# [Entries provided]
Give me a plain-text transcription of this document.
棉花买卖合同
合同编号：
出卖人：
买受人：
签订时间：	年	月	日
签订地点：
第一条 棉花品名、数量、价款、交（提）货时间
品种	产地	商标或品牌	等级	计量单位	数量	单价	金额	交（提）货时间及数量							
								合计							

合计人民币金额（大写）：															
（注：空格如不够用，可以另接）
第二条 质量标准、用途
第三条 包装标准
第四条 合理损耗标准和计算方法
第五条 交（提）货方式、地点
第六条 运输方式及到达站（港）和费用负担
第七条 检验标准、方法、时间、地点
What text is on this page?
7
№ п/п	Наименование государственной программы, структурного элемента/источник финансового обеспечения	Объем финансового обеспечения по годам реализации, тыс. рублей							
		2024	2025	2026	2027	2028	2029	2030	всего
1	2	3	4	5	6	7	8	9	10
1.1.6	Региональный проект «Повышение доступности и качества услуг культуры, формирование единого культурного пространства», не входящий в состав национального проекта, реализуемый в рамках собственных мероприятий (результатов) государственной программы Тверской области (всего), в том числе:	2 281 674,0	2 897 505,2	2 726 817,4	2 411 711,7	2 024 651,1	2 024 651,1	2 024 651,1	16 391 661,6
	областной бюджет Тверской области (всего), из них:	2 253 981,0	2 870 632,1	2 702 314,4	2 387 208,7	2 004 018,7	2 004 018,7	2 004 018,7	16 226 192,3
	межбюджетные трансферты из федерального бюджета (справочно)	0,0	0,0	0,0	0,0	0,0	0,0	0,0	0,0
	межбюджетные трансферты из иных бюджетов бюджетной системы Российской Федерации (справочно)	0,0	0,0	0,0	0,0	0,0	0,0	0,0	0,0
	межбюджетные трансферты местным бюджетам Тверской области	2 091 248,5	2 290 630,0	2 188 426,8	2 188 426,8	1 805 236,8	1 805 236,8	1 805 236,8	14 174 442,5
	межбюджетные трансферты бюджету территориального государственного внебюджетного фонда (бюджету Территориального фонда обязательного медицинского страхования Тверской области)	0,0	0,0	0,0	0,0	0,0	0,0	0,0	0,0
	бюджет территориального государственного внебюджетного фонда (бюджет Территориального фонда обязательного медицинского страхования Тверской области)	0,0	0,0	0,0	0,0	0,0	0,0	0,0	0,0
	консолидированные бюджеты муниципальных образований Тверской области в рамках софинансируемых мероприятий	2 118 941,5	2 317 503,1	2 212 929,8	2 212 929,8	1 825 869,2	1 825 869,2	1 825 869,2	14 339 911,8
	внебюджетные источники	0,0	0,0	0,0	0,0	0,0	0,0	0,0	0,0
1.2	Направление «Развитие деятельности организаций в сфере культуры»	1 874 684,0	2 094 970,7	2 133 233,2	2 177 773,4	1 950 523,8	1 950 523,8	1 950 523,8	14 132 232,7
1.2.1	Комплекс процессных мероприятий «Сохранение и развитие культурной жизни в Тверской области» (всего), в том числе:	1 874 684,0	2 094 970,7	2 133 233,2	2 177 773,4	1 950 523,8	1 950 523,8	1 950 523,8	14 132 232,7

# [Exercise objective]
Take the data above and return it exactly.

# [Correct response]
Give me a plain-text transcription of this document.
棉花买卖合同
合同编号：
出卖人：
买受人：
签订时间：	年	月	日
签订地点：
第一条 棉花品名、数量、价款、交（提）货时间
品种	产地	商标或品牌	等级	计量单位	数量	单价	金额	交（提）货时间及数量							
								合计							

合计人民币金额（大写）：															
（注：空格如不够用，可以另接）
第二条 质量标准、用途
第三条 包装标准
第四条 合理损耗标准和计算方法
第五条 交（提）货方式、地点
第六条 运输方式及到达站（港）和费用负担
第七条 检验标准、方法、时间、地点
What text is on this page?
7
№ п/п	Наименование государственной программы, структурного элемента/источник финансового обеспечения	Объем финансового обеспечения по годам реализации, тыс. рублей							
		2024	2025	2026	2027	2028	2029	2030	всего
1	2	3	4	5	6	7	8	9	10
1.1.6	Региональный проект «Повышение доступности и качества услуг культуры, формирование единого культурного пространства», не входящий в состав национального проекта, реализуемый в рамках собственных мероприятий (результатов) государственной программы Тверской области (всего), в том числе:	2 281 674,0	2 897 505,2	2 726 817,4	2 411 711,7	2 024 651,1	2 024 651,1	2 024 651,1	16 391 661,6
	областной бюджет Тверской области (всего), из них:	2 253 981,0	2 870 632,1	2 702 314,4	2 387 208,7	2 004 018,7	2 004 018,7	2 004 018,7	16 226 192,3
	межбюджетные трансферты из федерального бюджета (справочно)	0,0	0,0	0,0	0,0	0,0	0,0	0,0	0,0
	межбюджетные трансферты из иных бюджетов бюджетной системы Российской Федерации (справочно)	0,0	0,0	0,0	0,0	0,0	0,0	0,0	0,0
	межбюджетные трансферты местным бюджетам Тверской области	2 091 248,5	2 290 630,0	2 188 426,8	2 188 426,8	1 805 236,8	1 805 236,8	1 805 236,8	14 174 442,5
	межбюджетные трансферты бюджету территориального государственного внебюджетного фонда (бюджету Территориального фонда обязательного медицинского страхования Тверской области)	0,0	0,0	0,0	0,0	0,0	0,0	0,0	0,0
	бюджет территориального государственного внебюджетного фонда (бюджет Территориального фонда обязательного медицинского страхования Тверской области)	0,0	0,0	0,0	0,0	0,0	0,0	0,0	0,0
	консолидированные бюджеты муниципальных образований Тверской области в рамках софинансируемых мероприятий	2 118 941,5	2 317 503,1	2 212 929,8	2 212 929,8	1 825 869,2	1 825 869,2	1 825 869,2	14 339 911,8
	внебюджетные источники	0,0	0,0	0,0	0,0	0,0	0,0	0,0	0,0
1.2	Направление «Развитие деятельности организаций в сфере культуры»	1 874 684,0	2 094 970,7	2 133 233,2	2 177 773,4	1 950 523,8	1 950 523,8	1 950 523,8	14 132 232,7
1.2.1	Комплекс процессных мероприятий «Сохранение и развитие культурной жизни в Тверской области» (всего), в том числе:	1 874 684,0	2 094 970,7	2 133 233,2	2 177 773,4	1 950 523,8	1 950 523,8	1 950 523,8	14 132 232,7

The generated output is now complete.